PROBLEMS TO WORK ON ▸
1) In the conversation about housing costs and mortgages, what lets young homeowners who settle in big cities get by without a vehicle?
2) Pick up the conversation about housing costs and mortgages after its final line and write the next part.

DOCUMENT EXTRACT ▸
Dorothy: Well there are definitely hot spots for sure. This is a combination of factors. Ben, the cost of living in places like Toronto Vancouver is definitely higher and that includes housing. The housing demand is high in these cities and cities like Toronto maintain of course or hotspots because immigration is important to Canada and this is where a lot of immigrants will settle. We’ve also seen our fair share of foreign buyers. This has had a lot of impact by pushing up demand on housing. These cities are also places of convenience and what I mean by that is they’re young homeowners which settle in places where they don’t necessarily need a vehicle for example and are able to rely on public transit systems to go about their daily lives. It’s a lifestyle convenience. Employment, yes is also a major factor for sure. Big cities can offer great deal more of employment opportunities, so all these factors put pressure on the housing market. When the demand is high and the supply is low, not enough to meet the demand then the prices will increase.

 

Ben: That makes a bit of sense then. So now we’ll quickly try to break down what this mortgage stress test is. Whether you’ll need to insure your mortgage. Then after that, we’re just going to take a quick look at what the lenders want these good ratios. So Dorothy, I’ll just kind of explain what these ratios mean to your lender when you’re looking for a mortgage. It’s definitely worth it to understand them because they’re all gonna have a direct effect on your purchasing power when it’s time to go house-hunting. So,what is the stress test? Dorothy can you just quickly try and explain the mortgage stress test and the difference between an insured and an uninsured mortgage before we start getting into the nitty-gritty details of home buying.

DATA ▸
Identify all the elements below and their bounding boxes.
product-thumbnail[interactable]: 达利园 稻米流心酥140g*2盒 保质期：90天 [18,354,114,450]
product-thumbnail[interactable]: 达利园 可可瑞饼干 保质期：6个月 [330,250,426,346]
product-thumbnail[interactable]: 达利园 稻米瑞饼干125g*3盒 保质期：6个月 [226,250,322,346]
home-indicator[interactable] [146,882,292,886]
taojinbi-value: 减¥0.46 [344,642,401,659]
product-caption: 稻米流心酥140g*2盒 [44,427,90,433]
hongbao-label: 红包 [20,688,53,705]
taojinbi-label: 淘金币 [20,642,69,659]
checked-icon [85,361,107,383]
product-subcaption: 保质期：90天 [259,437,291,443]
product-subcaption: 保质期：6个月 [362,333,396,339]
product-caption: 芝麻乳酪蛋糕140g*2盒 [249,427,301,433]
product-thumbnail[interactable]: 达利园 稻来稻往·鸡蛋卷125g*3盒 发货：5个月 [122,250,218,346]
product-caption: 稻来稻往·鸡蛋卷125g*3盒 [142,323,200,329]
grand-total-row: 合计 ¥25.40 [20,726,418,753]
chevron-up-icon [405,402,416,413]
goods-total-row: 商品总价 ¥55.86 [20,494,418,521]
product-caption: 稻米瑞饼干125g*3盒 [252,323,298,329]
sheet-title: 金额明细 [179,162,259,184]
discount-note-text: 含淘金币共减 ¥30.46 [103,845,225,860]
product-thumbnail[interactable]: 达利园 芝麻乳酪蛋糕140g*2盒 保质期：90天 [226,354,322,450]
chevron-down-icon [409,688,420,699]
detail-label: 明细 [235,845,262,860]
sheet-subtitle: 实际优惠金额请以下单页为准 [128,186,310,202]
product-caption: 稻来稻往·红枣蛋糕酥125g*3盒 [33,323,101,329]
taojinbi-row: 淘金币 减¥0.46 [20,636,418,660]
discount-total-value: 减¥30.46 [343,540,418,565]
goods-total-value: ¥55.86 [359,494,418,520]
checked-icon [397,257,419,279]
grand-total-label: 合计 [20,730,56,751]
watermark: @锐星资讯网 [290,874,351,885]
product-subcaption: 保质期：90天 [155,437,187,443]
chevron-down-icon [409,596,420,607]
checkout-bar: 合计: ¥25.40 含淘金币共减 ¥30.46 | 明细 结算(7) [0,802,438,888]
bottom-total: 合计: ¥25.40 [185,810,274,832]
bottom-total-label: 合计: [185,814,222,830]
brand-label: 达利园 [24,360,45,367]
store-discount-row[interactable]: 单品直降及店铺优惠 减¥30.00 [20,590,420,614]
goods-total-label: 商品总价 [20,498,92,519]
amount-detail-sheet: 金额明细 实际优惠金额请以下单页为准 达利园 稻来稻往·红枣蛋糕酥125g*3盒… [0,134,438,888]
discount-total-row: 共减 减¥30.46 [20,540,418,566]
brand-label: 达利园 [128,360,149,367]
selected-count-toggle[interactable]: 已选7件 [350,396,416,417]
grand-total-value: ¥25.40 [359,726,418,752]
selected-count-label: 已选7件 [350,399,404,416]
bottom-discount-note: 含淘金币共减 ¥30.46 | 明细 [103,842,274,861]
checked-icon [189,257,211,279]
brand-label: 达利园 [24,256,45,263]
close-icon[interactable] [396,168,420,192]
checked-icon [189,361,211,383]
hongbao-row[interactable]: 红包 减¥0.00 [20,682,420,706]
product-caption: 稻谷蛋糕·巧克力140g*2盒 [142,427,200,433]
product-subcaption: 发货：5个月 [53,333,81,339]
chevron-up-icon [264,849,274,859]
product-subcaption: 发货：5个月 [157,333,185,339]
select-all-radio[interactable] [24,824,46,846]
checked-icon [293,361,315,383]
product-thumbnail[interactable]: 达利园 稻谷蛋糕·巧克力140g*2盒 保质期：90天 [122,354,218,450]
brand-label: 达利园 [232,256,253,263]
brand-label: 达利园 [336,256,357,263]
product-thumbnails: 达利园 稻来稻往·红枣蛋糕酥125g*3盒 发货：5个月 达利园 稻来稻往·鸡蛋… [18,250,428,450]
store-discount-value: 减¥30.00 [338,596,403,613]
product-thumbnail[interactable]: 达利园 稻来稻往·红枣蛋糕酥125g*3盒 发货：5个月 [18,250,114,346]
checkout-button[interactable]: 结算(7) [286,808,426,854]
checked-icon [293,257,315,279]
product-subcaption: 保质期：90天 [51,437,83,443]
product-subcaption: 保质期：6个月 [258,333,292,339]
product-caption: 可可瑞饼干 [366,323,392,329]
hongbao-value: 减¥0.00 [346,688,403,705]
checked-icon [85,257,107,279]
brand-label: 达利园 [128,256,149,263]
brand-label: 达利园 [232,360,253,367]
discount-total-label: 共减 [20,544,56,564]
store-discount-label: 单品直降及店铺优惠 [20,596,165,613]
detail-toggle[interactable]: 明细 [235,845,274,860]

ANSWERS PROVIDED ▸
1) They can rely on public transit systems for their daily lives.

2)
 

Dorothy: Sure, just to keep it quite simple as possible, the stress test is a new regulation that’s mandated by the government. It was introduced in January of 2018. It’s not really a test but rather a new strict rule of calculations that the lenders will use in order to determine whether you’ll qualify for a mortgage or not. This is across the board with any down payment of 20% or higher. The difference between an insured and non-insured mortgage typically has to do with the down payment. Typically, any purchase with less than 20% down payment is required to be insured for the lender and purchases with 20% down and more is not insured for the lender.

 

Ben: So basically, you just have to qualify for a little bit more than what you’re looking for, so you know what does that actually mean? Well we’re going to take a quick example here. We’re going to look at a $400,000 mortgage at you know 3 1/2 percent and these are just kind of rounded numbers to make it a little bit easier but now we know what the stress test is but what does it mean in terms of being able to afford your home. So, Jeff, if you could just take us through this quick example of someone who’s looking to get approved for this $400,000 mortgage and what the stress test is going to mean to them.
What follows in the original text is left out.